### Brief:
From the listing below, extract each entry exactly as written, minus the images.

[Extracted records]
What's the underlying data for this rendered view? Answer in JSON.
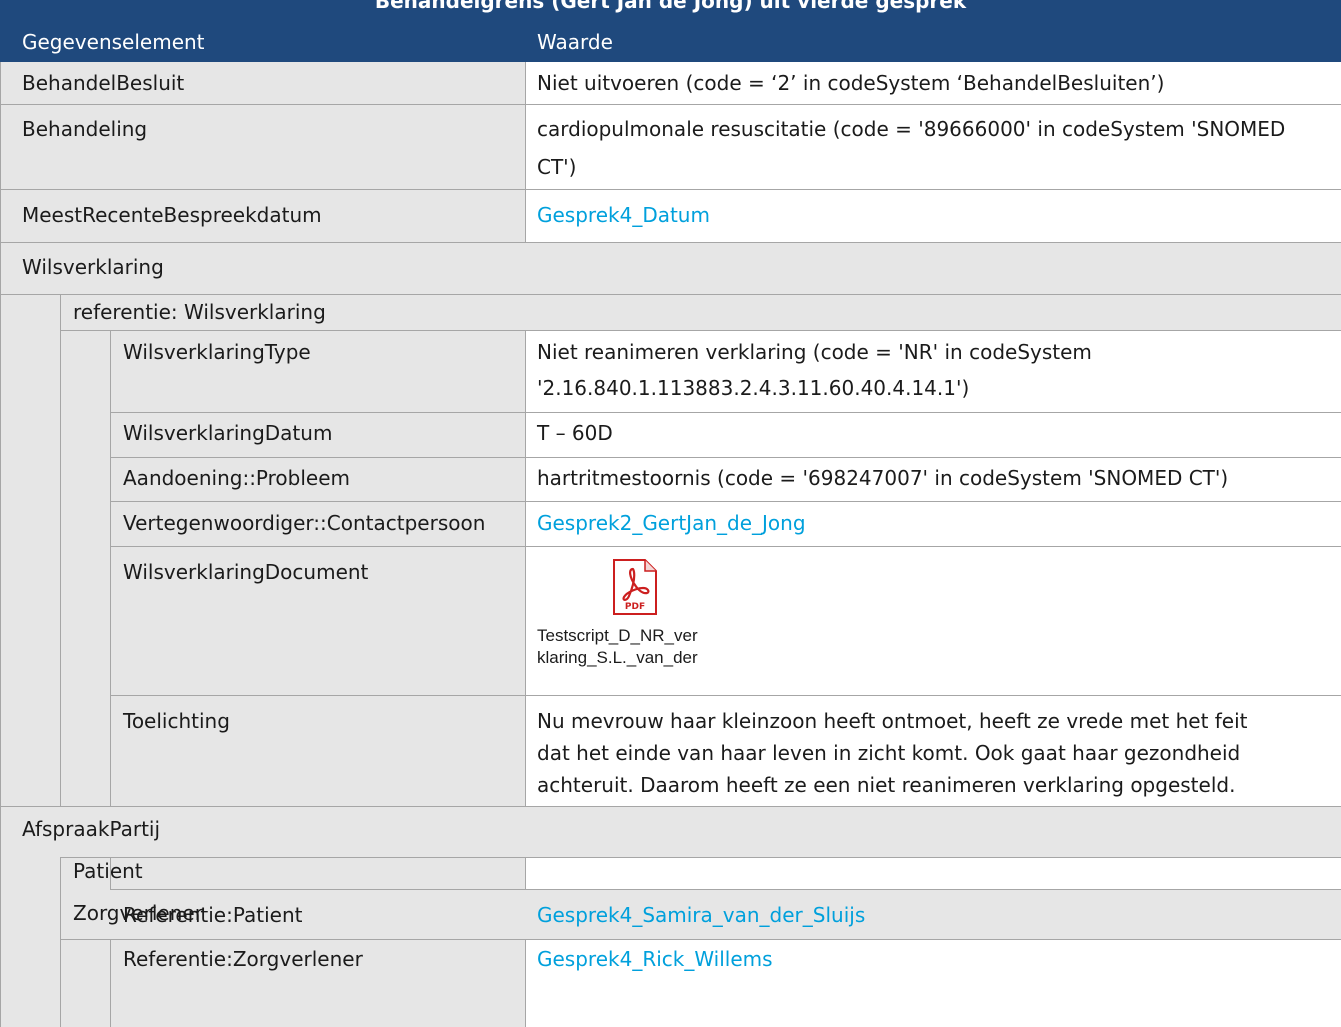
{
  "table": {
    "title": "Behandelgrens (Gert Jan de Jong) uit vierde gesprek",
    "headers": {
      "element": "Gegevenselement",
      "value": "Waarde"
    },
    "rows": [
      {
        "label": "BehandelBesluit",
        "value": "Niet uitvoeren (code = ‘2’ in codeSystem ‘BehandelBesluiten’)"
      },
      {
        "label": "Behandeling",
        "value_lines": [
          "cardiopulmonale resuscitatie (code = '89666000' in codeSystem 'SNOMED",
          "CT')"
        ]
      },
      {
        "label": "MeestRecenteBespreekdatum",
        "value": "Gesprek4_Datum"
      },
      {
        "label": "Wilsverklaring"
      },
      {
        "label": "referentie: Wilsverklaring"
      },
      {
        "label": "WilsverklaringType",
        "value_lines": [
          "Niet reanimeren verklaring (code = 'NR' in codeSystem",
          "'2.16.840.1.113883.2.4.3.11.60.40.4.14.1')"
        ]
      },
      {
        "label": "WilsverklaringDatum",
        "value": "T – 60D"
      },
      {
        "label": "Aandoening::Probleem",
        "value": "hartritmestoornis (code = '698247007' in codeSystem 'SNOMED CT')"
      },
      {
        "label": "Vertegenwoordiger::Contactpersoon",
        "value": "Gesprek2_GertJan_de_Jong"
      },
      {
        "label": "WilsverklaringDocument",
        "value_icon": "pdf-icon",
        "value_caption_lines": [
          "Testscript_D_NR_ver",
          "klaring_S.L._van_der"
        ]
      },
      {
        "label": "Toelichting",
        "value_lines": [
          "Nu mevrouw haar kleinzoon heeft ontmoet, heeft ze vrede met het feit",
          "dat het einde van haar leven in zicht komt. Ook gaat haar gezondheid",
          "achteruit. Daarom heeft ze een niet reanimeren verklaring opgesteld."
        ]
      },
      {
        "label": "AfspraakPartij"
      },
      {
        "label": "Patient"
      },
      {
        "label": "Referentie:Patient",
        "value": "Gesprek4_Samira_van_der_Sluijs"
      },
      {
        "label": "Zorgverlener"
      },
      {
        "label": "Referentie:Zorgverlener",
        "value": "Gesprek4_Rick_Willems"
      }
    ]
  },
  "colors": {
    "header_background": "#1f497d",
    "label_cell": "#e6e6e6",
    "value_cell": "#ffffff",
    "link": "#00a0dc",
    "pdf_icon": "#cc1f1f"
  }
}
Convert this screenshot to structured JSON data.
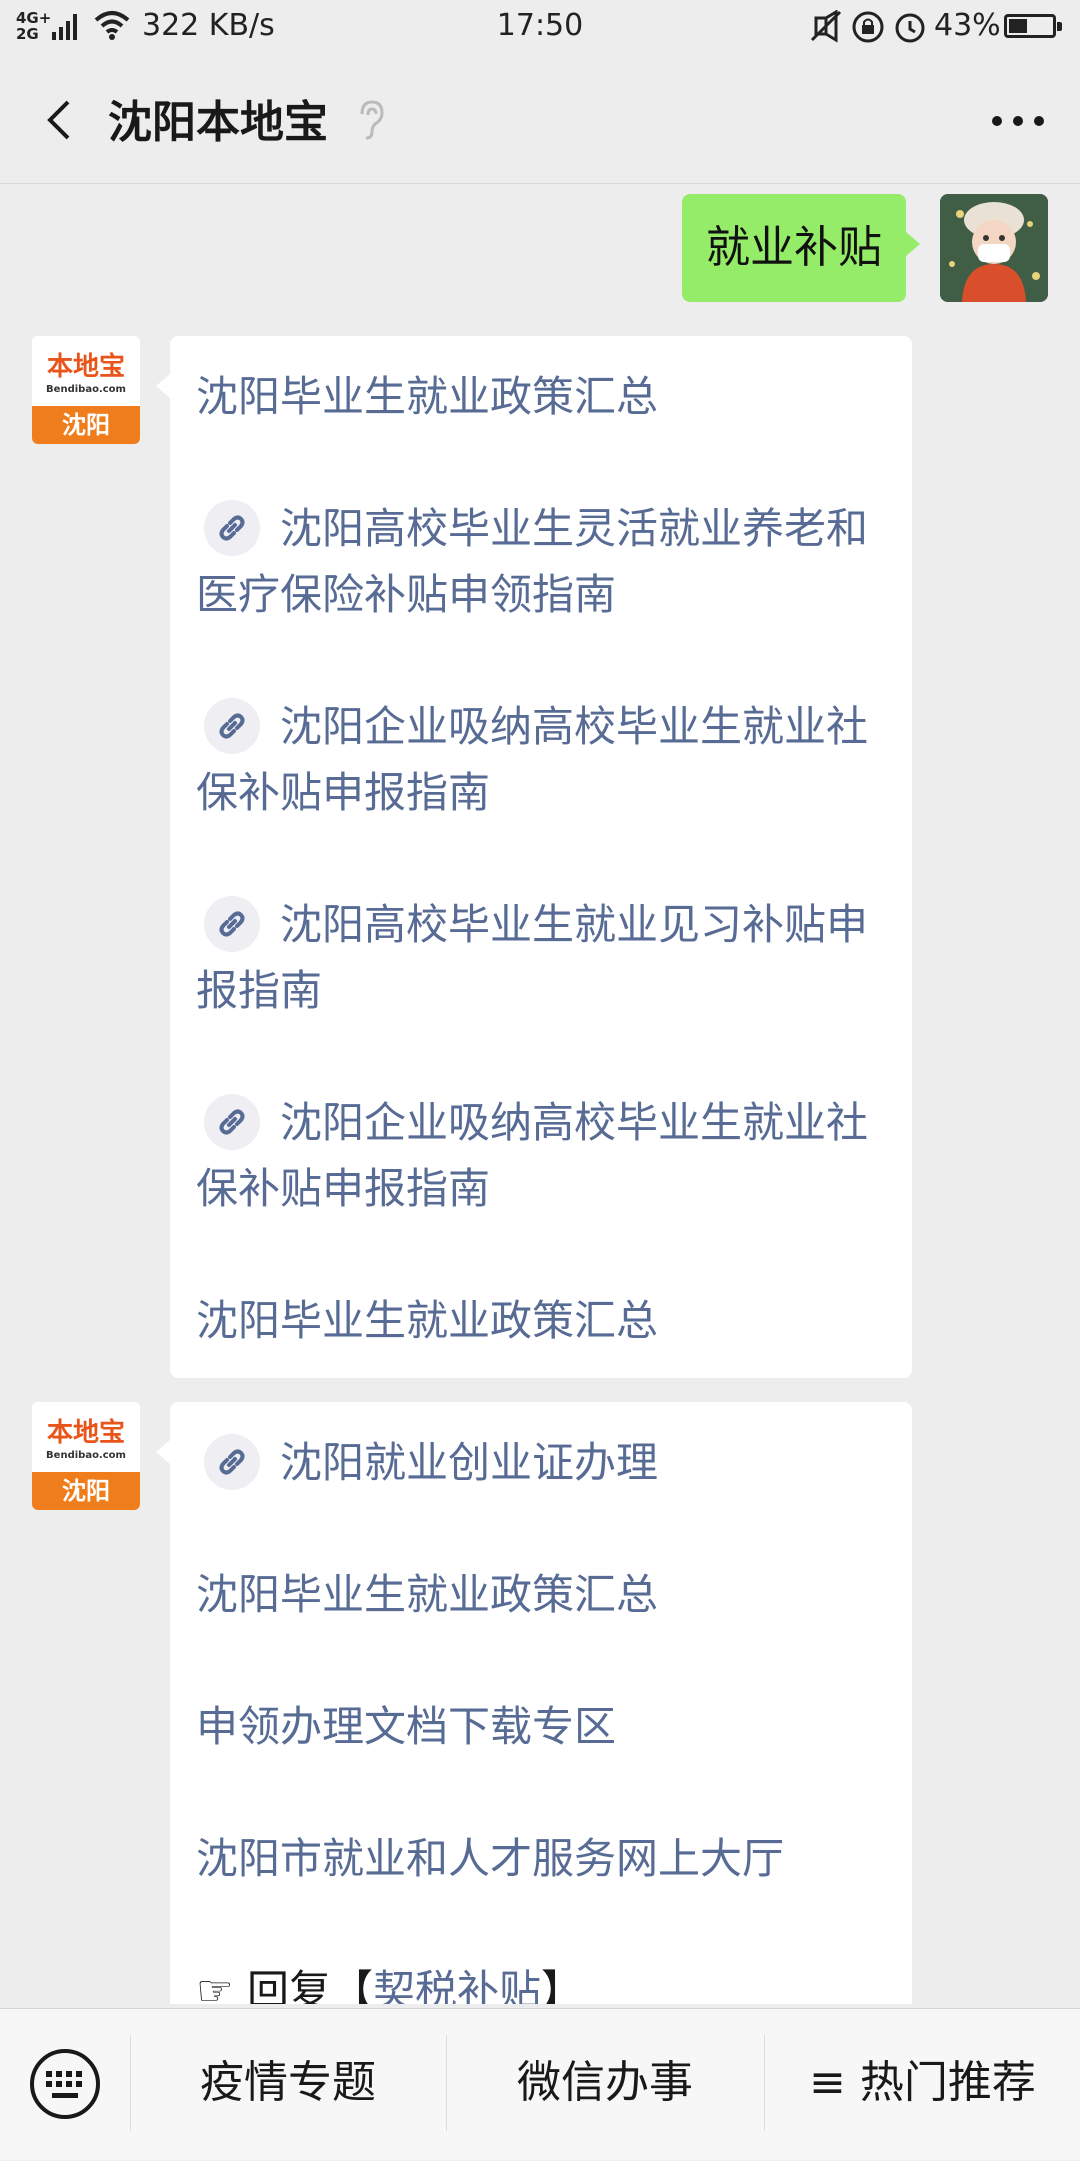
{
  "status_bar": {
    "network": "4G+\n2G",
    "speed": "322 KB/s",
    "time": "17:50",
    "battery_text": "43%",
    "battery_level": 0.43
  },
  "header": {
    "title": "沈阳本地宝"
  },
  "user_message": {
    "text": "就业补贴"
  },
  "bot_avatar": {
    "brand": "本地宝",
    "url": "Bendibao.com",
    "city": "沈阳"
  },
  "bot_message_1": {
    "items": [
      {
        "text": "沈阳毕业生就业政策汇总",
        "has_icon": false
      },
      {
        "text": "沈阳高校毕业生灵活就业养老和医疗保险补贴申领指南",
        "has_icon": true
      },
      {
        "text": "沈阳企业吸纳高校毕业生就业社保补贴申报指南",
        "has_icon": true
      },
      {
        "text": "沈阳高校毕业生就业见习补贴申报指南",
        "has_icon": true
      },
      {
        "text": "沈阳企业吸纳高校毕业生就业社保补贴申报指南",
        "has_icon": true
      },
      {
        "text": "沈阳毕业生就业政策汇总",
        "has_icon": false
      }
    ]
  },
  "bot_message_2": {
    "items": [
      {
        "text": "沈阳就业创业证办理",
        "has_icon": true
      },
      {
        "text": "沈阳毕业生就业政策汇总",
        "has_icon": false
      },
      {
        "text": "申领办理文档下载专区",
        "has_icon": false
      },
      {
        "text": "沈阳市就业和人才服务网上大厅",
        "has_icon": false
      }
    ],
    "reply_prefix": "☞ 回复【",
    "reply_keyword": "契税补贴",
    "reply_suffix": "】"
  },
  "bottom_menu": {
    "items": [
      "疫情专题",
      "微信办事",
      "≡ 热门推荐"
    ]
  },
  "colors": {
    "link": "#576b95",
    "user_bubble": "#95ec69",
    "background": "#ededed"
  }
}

### Exercise answer:
What's the underlying data for this rendered view? Answer in JSON.
{
  "table": {
    "title": "Behandelgrens (Gert Jan de Jong) uit vierde gesprek",
    "headers": {
      "element": "Gegevenselement",
      "value": "Waarde"
    },
    "rows": [
      {
        "label": "BehandelBesluit",
        "value": "Niet uitvoeren (code = ‘2’ in codeSystem ‘BehandelBesluiten’)"
      },
      {
        "label": "Behandeling",
        "value_lines": [
          "cardiopulmonale resuscitatie (code = '89666000' in codeSystem 'SNOMED",
          "CT')"
        ]
      },
      {
        "label": "MeestRecenteBespreekdatum",
        "value": "Gesprek4_Datum"
      },
      {
        "label": "Wilsverklaring"
      },
      {
        "label": "referentie: Wilsverklaring"
      },
      {
        "label": "WilsverklaringType",
        "value_lines": [
          "Niet reanimeren verklaring (code = 'NR' in codeSystem",
          "'2.16.840.1.113883.2.4.3.11.60.40.4.14.1')"
        ]
      },
      {
        "label": "WilsverklaringDatum",
        "value": "T – 60D"
      },
      {
        "label": "Aandoening::Probleem",
        "value": "hartritmestoornis (code = '698247007' in codeSystem 'SNOMED CT')"
      },
      {
        "label": "Vertegenwoordiger::Contactpersoon",
        "value": "Gesprek2_GertJan_de_Jong"
      },
      {
        "label": "WilsverklaringDocument",
        "value_icon": "pdf-icon",
        "value_caption_lines": [
          "Testscript_D_NR_ver",
          "klaring_S.L._van_der"
        ]
      },
      {
        "label": "Toelichting",
        "value_lines": [
          "Nu mevrouw haar kleinzoon heeft ontmoet, heeft ze vrede met het feit",
          "dat het einde van haar leven in zicht komt. Ook gaat haar gezondheid",
          "achteruit. Daarom heeft ze een niet reanimeren verklaring opgesteld."
        ]
      },
      {
        "label": "AfspraakPartij"
      },
      {
        "label": "Patient"
      },
      {
        "label": "Referentie:Patient",
        "value": "Gesprek4_Samira_van_der_Sluijs"
      },
      {
        "label": "Zorgverlener"
      },
      {
        "label": "Referentie:Zorgverlener",
        "value": "Gesprek4_Rick_Willems"
      }
    ]
  },
  "colors": {
    "header_background": "#1f497d",
    "label_cell": "#e6e6e6",
    "value_cell": "#ffffff",
    "link": "#00a0dc",
    "pdf_icon": "#cc1f1f"
  }
}
Convert this screenshot to structured JSON data.
{
  "status_bar": {
    "network": "4G+\n2G",
    "speed": "322 KB/s",
    "time": "17:50",
    "battery_text": "43%",
    "battery_level": 0.43
  },
  "header": {
    "title": "沈阳本地宝"
  },
  "user_message": {
    "text": "就业补贴"
  },
  "bot_avatar": {
    "brand": "本地宝",
    "url": "Bendibao.com",
    "city": "沈阳"
  },
  "bot_message_1": {
    "items": [
      {
        "text": "沈阳毕业生就业政策汇总",
        "has_icon": false
      },
      {
        "text": "沈阳高校毕业生灵活就业养老和医疗保险补贴申领指南",
        "has_icon": true
      },
      {
        "text": "沈阳企业吸纳高校毕业生就业社保补贴申报指南",
        "has_icon": true
      },
      {
        "text": "沈阳高校毕业生就业见习补贴申报指南",
        "has_icon": true
      },
      {
        "text": "沈阳企业吸纳高校毕业生就业社保补贴申报指南",
        "has_icon": true
      },
      {
        "text": "沈阳毕业生就业政策汇总",
        "has_icon": false
      }
    ]
  },
  "bot_message_2": {
    "items": [
      {
        "text": "沈阳就业创业证办理",
        "has_icon": true
      },
      {
        "text": "沈阳毕业生就业政策汇总",
        "has_icon": false
      },
      {
        "text": "申领办理文档下载专区",
        "has_icon": false
      },
      {
        "text": "沈阳市就业和人才服务网上大厅",
        "has_icon": false
      }
    ],
    "reply_prefix": "☞ 回复【",
    "reply_keyword": "契税补贴",
    "reply_suffix": "】"
  },
  "bottom_menu": {
    "items": [
      "疫情专题",
      "微信办事",
      "≡ 热门推荐"
    ]
  },
  "colors": {
    "link": "#576b95",
    "user_bubble": "#95ec69",
    "background": "#ededed"
  }
}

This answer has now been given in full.